Return the number of lines that include the string "characters", without any other text.

====================

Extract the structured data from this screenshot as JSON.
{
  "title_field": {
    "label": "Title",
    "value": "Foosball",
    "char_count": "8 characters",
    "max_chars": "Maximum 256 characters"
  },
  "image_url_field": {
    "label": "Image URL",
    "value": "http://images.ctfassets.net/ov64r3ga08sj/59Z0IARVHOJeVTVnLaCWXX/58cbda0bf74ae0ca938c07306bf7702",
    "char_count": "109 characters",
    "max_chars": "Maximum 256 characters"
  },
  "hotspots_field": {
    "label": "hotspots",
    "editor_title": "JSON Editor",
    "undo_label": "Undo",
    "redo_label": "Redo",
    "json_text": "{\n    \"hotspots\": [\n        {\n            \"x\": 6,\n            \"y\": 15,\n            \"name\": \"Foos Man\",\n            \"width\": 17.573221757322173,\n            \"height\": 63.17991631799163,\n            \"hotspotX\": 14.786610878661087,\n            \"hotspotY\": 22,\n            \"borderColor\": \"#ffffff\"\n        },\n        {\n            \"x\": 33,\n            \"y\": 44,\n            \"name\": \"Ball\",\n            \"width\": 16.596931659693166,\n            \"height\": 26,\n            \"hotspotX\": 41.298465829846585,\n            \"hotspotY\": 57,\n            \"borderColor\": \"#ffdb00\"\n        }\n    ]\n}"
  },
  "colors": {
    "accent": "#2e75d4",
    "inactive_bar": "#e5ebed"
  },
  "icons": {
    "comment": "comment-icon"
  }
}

====================

Written solution »
4